Rows from a figure dataset:
BEGIN

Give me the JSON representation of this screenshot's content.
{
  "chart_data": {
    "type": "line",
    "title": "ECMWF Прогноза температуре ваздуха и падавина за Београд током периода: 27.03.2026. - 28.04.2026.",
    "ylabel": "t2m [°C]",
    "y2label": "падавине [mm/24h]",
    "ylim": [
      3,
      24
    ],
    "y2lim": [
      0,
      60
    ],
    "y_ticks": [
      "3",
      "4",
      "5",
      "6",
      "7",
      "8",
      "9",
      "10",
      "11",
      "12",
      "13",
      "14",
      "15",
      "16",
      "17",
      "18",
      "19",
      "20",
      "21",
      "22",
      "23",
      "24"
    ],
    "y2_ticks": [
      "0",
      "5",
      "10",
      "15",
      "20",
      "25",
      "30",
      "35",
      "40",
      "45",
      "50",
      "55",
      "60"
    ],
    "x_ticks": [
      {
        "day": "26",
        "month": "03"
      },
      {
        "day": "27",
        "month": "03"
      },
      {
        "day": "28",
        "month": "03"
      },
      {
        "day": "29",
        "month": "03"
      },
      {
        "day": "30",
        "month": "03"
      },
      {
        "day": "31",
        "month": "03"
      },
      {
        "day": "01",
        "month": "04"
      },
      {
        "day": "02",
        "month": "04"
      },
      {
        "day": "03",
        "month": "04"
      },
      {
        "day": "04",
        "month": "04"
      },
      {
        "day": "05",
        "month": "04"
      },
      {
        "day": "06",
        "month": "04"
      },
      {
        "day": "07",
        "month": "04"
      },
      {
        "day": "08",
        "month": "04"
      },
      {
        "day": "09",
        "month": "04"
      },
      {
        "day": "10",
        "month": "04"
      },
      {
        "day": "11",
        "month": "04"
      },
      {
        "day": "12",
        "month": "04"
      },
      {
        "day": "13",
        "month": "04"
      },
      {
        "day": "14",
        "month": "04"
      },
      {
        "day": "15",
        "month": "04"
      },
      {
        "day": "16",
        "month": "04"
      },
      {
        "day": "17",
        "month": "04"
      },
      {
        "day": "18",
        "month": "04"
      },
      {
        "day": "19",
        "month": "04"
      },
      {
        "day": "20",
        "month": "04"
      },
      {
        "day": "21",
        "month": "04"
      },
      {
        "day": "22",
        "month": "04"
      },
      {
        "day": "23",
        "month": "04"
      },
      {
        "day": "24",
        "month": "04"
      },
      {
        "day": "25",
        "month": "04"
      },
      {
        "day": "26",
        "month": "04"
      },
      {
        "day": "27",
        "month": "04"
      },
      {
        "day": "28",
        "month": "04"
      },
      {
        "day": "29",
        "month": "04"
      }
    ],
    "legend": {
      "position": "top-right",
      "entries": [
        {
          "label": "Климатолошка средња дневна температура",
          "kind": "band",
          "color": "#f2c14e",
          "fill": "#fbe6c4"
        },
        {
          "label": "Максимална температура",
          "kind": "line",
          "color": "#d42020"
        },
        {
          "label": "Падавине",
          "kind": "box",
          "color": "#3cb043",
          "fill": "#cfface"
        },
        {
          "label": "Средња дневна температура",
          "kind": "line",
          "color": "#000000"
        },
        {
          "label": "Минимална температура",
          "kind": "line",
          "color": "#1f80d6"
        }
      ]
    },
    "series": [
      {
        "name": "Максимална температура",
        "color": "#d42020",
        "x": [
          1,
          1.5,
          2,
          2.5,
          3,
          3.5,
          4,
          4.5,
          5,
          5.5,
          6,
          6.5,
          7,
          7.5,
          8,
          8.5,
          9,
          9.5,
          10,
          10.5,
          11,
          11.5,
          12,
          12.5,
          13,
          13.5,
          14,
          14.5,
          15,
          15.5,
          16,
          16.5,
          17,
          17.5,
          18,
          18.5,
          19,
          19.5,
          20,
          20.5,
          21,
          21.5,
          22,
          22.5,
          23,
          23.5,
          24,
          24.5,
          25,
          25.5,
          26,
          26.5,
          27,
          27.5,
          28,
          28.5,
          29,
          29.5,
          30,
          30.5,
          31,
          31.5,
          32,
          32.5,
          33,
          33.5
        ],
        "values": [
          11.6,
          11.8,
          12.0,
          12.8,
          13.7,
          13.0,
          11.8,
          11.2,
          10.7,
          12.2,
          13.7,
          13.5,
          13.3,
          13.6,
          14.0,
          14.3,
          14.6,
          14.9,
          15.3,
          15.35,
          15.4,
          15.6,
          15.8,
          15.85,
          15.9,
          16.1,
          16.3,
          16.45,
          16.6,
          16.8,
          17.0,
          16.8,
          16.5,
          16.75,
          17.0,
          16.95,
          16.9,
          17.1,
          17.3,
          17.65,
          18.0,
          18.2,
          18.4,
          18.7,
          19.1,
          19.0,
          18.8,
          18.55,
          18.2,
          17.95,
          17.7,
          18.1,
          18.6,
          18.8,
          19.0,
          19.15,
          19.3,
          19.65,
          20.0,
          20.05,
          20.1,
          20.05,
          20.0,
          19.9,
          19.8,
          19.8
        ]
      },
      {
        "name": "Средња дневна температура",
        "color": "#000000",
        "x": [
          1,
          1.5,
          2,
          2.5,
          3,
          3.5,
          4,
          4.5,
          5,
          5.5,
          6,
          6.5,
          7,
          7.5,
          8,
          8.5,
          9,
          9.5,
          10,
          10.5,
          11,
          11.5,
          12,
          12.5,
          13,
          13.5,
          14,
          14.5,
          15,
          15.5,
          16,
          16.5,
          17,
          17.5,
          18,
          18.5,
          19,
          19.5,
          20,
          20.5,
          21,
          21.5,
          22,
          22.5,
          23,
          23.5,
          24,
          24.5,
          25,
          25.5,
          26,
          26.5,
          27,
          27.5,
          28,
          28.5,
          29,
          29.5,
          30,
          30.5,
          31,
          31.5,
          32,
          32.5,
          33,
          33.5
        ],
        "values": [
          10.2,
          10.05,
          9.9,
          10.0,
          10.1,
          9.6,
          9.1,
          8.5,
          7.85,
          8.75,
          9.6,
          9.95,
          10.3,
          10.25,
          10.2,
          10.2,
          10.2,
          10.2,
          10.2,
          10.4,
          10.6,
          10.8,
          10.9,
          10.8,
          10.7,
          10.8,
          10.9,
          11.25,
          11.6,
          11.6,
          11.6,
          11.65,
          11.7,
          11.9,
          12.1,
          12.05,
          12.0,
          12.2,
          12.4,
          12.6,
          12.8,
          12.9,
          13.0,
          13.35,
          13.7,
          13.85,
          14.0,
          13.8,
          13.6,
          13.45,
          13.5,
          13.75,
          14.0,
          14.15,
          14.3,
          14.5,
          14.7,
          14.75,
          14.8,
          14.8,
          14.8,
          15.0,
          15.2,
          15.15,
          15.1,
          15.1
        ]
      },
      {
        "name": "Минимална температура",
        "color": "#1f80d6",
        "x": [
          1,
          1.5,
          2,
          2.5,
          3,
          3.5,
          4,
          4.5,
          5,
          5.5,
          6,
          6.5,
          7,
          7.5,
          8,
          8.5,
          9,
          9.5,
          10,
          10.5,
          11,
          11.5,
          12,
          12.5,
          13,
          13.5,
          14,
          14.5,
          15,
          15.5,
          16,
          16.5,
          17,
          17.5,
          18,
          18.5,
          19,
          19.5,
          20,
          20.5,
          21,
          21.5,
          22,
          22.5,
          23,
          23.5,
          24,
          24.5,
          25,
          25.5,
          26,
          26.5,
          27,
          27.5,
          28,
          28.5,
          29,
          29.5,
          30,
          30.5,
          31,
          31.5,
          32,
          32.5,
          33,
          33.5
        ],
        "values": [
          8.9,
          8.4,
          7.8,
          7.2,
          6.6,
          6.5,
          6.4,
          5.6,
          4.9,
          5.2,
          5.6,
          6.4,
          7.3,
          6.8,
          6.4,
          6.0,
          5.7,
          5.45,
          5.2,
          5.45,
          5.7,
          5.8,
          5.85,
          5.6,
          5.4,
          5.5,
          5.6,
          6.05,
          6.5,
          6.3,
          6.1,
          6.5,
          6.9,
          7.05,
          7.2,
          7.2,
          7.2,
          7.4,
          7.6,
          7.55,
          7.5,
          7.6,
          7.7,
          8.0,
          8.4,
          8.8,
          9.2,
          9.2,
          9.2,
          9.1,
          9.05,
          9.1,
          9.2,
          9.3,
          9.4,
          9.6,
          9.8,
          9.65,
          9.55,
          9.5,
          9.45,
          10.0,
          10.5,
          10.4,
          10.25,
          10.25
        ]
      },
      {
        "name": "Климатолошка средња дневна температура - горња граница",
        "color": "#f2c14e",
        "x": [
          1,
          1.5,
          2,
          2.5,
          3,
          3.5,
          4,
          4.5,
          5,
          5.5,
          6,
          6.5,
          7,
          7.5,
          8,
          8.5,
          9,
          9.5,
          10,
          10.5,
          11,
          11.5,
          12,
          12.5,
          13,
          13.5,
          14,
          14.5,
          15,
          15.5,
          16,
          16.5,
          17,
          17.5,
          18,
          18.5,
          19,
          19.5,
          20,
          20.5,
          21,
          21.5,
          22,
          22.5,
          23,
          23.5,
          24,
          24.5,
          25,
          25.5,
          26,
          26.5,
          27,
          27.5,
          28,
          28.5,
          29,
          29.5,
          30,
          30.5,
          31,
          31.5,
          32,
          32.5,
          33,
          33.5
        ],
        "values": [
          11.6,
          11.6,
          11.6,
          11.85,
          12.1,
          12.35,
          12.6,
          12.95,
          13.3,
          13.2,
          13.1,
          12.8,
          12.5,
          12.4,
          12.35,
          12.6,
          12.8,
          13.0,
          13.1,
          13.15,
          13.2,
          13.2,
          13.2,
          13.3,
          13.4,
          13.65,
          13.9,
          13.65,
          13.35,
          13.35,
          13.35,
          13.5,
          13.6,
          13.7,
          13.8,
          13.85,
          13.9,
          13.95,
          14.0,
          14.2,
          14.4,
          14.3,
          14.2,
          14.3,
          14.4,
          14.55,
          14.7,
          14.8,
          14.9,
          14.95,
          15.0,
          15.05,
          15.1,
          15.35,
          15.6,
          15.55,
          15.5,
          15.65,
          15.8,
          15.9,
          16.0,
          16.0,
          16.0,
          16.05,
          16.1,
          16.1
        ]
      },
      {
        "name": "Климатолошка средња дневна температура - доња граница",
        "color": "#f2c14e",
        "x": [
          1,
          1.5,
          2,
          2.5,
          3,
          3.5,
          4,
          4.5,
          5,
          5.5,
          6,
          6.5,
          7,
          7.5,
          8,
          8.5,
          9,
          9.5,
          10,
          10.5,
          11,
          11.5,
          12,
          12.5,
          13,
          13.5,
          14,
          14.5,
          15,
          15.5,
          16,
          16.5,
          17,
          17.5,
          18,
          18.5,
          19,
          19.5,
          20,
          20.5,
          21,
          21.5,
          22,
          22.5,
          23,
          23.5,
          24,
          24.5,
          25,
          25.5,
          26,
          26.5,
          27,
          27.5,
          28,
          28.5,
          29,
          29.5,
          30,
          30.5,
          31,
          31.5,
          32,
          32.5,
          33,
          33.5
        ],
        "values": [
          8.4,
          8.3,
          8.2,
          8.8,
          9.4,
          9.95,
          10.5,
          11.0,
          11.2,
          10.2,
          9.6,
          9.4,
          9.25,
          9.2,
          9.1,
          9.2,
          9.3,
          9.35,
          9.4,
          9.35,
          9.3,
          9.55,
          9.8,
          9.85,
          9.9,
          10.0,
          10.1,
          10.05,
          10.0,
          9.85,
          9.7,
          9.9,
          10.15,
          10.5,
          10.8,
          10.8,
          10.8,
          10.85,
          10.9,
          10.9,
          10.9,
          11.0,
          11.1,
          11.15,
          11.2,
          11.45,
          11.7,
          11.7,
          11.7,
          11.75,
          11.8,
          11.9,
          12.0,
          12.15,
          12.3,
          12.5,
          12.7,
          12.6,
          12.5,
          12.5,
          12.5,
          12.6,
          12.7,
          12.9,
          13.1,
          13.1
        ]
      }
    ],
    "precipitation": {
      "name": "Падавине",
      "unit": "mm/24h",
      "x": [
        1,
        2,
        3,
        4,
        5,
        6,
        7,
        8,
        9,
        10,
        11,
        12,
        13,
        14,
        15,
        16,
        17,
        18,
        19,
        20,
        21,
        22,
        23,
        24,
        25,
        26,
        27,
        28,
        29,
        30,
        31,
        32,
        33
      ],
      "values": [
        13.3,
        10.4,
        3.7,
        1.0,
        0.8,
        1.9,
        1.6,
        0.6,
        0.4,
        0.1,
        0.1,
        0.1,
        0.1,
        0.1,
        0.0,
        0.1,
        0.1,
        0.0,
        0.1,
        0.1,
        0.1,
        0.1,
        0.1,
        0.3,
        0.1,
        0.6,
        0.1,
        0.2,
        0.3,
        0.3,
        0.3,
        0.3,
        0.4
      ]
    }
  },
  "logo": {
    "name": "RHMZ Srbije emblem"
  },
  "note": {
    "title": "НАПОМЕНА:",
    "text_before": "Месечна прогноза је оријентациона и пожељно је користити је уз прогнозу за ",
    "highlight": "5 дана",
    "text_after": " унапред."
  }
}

END

* [Stated goal] Copy every line of the records above that contains "дневна".

* [Task answer]
          "label": "Климатолошка средња дневна температура",
          "label": "Средња дневна температура",
        "name": "Средња дневна температура",
        "name": "Климатолошка средња дневна температура - горња граница",
        "name": "Климатолошка средња дневна температура - доња граница",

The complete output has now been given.